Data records
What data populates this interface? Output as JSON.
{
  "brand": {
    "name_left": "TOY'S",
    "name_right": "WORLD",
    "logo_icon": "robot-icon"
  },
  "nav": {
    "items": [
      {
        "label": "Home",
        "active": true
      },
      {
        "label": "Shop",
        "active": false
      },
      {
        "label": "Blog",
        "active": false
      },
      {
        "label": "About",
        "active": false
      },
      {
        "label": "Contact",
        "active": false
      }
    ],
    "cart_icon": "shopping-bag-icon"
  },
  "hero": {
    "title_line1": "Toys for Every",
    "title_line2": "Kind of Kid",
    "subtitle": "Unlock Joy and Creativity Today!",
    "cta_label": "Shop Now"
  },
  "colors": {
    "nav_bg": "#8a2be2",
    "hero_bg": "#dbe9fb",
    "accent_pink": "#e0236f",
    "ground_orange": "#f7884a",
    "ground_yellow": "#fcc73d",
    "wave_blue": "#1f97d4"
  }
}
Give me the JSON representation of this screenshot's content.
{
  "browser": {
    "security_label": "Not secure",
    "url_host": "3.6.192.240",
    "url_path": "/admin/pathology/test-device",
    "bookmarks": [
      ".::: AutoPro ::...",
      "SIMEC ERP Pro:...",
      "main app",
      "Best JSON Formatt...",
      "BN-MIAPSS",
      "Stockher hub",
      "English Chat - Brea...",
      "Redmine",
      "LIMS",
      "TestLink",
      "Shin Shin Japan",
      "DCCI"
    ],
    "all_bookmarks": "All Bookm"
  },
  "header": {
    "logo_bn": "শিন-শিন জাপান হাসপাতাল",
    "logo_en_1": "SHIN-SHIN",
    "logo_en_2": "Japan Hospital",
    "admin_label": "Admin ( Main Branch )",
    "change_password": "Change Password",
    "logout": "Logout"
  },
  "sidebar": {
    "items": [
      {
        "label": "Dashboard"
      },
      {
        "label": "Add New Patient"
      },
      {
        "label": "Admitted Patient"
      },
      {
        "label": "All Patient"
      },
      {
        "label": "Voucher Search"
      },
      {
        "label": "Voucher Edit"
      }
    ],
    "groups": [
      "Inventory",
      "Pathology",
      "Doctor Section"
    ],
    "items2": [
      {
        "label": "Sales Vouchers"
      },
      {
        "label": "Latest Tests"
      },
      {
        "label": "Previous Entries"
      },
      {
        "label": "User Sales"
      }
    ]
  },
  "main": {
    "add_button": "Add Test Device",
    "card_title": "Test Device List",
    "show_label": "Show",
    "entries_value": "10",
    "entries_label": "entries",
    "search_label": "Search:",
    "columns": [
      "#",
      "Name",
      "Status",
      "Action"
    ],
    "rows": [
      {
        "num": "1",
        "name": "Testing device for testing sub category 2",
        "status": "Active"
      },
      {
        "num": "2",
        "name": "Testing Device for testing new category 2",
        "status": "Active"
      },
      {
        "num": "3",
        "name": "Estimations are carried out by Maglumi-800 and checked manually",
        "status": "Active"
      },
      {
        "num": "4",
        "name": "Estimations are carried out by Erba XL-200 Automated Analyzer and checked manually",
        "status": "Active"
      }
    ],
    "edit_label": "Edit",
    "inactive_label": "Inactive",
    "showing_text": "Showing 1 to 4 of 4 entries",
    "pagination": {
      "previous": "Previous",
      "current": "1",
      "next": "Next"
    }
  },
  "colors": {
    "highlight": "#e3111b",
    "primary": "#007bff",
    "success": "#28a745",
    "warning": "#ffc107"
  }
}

:: AIM ::
Extract the entries above verbatim.

:: RESPONSE TO THE EXERCISE ::
What data populates this interface? Output as JSON.
{
  "brand": {
    "name_left": "TOY'S",
    "name_right": "WORLD",
    "logo_icon": "robot-icon"
  },
  "nav": {
    "items": [
      {
        "label": "Home",
        "active": true
      },
      {
        "label": "Shop",
        "active": false
      },
      {
        "label": "Blog",
        "active": false
      },
      {
        "label": "About",
        "active": false
      },
      {
        "label": "Contact",
        "active": false
      }
    ],
    "cart_icon": "shopping-bag-icon"
  },
  "hero": {
    "title_line1": "Toys for Every",
    "title_line2": "Kind of Kid",
    "subtitle": "Unlock Joy and Creativity Today!",
    "cta_label": "Shop Now"
  },
  "colors": {
    "nav_bg": "#8a2be2",
    "hero_bg": "#dbe9fb",
    "accent_pink": "#e0236f",
    "ground_orange": "#f7884a",
    "ground_yellow": "#fcc73d",
    "wave_blue": "#1f97d4"
  }
}
Give me the JSON representation of this screenshot's content.
{
  "browser": {
    "security_label": "Not secure",
    "url_host": "3.6.192.240",
    "url_path": "/admin/pathology/test-device",
    "bookmarks": [
      ".::: AutoPro ::...",
      "SIMEC ERP Pro:...",
      "main app",
      "Best JSON Formatt...",
      "BN-MIAPSS",
      "Stockher hub",
      "English Chat - Brea...",
      "Redmine",
      "LIMS",
      "TestLink",
      "Shin Shin Japan",
      "DCCI"
    ],
    "all_bookmarks": "All Bookm"
  },
  "header": {
    "logo_bn": "শিন-শিন জাপান হাসপাতাল",
    "logo_en_1": "SHIN-SHIN",
    "logo_en_2": "Japan Hospital",
    "admin_label": "Admin ( Main Branch )",
    "change_password": "Change Password",
    "logout": "Logout"
  },
  "sidebar": {
    "items": [
      {
        "label": "Dashboard"
      },
      {
        "label": "Add New Patient"
      },
      {
        "label": "Admitted Patient"
      },
      {
        "label": "All Patient"
      },
      {
        "label": "Voucher Search"
      },
      {
        "label": "Voucher Edit"
      }
    ],
    "groups": [
      "Inventory",
      "Pathology",
      "Doctor Section"
    ],
    "items2": [
      {
        "label": "Sales Vouchers"
      },
      {
        "label": "Latest Tests"
      },
      {
        "label": "Previous Entries"
      },
      {
        "label": "User Sales"
      }
    ]
  },
  "main": {
    "add_button": "Add Test Device",
    "card_title": "Test Device List",
    "show_label": "Show",
    "entries_value": "10",
    "entries_label": "entries",
    "search_label": "Search:",
    "columns": [
      "#",
      "Name",
      "Status",
      "Action"
    ],
    "rows": [
      {
        "num": "1",
        "name": "Testing device for testing sub category 2",
        "status": "Active"
      },
      {
        "num": "2",
        "name": "Testing Device for testing new category 2",
        "status": "Active"
      },
      {
        "num": "3",
        "name": "Estimations are carried out by Maglumi-800 and checked manually",
        "status": "Active"
      },
      {
        "num": "4",
        "name": "Estimations are carried out by Erba XL-200 Automated Analyzer and checked manually",
        "status": "Active"
      }
    ],
    "edit_label": "Edit",
    "inactive_label": "Inactive",
    "showing_text": "Showing 1 to 4 of 4 entries",
    "pagination": {
      "previous": "Previous",
      "current": "1",
      "next": "Next"
    }
  },
  "colors": {
    "highlight": "#e3111b",
    "primary": "#007bff",
    "success": "#28a745",
    "warning": "#ffc107"
  }
}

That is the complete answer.